━━━ Raw data ━━━

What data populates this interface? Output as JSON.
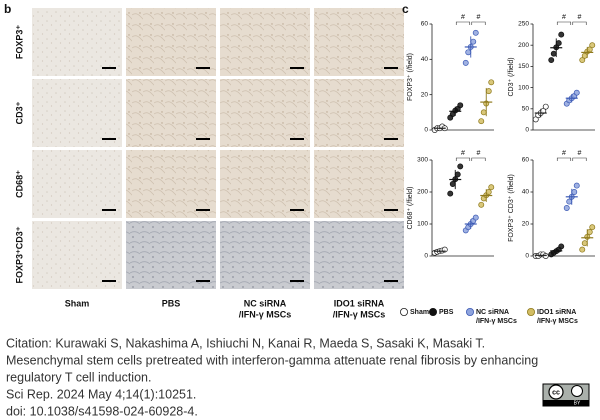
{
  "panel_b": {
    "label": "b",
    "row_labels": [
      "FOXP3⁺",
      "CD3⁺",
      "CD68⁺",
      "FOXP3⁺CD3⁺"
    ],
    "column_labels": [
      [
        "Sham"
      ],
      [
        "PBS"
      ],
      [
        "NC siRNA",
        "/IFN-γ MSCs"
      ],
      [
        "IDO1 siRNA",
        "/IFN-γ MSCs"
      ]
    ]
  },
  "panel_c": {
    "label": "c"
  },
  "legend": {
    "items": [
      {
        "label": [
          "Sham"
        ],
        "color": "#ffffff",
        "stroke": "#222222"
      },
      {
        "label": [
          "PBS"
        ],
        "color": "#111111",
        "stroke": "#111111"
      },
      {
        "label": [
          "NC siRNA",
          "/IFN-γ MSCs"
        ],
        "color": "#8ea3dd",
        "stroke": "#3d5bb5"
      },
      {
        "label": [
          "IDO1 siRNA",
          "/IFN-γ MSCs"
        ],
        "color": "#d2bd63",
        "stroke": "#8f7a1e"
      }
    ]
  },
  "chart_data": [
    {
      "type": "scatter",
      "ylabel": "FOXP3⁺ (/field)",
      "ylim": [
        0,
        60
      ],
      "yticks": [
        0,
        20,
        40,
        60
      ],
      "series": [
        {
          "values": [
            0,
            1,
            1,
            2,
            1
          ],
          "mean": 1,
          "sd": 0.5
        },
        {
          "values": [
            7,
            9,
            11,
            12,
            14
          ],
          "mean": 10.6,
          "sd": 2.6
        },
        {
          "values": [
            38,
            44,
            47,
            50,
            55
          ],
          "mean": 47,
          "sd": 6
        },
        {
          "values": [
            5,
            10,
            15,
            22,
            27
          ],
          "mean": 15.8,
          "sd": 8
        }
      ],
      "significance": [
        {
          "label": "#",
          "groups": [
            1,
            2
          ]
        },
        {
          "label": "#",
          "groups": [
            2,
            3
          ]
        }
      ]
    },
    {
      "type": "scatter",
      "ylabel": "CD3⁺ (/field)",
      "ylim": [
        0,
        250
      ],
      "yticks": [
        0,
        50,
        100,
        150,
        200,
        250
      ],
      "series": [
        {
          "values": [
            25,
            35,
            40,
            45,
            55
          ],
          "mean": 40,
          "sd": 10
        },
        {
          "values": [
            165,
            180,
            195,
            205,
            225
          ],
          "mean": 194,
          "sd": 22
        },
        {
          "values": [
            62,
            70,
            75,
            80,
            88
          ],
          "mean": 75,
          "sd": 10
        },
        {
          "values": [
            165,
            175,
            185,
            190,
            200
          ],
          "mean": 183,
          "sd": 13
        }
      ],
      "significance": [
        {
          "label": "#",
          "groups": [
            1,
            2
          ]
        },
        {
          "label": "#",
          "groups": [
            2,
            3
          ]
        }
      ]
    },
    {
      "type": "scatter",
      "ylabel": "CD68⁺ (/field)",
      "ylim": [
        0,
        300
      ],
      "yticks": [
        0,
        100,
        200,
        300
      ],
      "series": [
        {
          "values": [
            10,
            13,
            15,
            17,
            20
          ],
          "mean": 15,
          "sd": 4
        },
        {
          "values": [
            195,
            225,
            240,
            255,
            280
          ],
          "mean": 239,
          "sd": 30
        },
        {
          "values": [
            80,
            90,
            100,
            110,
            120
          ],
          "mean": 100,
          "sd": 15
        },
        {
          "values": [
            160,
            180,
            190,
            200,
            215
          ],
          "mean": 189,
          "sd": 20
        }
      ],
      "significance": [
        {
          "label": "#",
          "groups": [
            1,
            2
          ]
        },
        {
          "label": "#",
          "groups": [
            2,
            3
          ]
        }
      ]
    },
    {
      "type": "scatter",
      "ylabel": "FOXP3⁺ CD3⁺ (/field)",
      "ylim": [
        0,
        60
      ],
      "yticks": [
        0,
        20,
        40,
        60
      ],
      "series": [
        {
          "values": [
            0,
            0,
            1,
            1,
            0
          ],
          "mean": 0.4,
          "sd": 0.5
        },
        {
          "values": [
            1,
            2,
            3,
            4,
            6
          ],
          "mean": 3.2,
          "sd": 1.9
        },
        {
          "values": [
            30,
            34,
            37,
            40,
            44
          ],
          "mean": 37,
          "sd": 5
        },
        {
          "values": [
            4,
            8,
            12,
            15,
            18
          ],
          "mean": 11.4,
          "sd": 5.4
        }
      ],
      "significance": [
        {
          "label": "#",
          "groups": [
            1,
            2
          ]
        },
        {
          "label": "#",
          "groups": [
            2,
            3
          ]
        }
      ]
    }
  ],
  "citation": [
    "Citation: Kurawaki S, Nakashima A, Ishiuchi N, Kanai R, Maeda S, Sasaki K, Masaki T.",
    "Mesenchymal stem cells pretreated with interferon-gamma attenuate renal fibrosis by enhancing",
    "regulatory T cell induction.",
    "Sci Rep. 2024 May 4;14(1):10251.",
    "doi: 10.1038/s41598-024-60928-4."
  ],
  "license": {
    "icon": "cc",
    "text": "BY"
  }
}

━━━

Exercise prompt: Would you copy out every line in the records that includes the string "siRNA"?

Result of this exercise:
        "NC siRNA",
        "IDO1 siRNA",
          "NC siRNA",
          "IDO1 siRNA",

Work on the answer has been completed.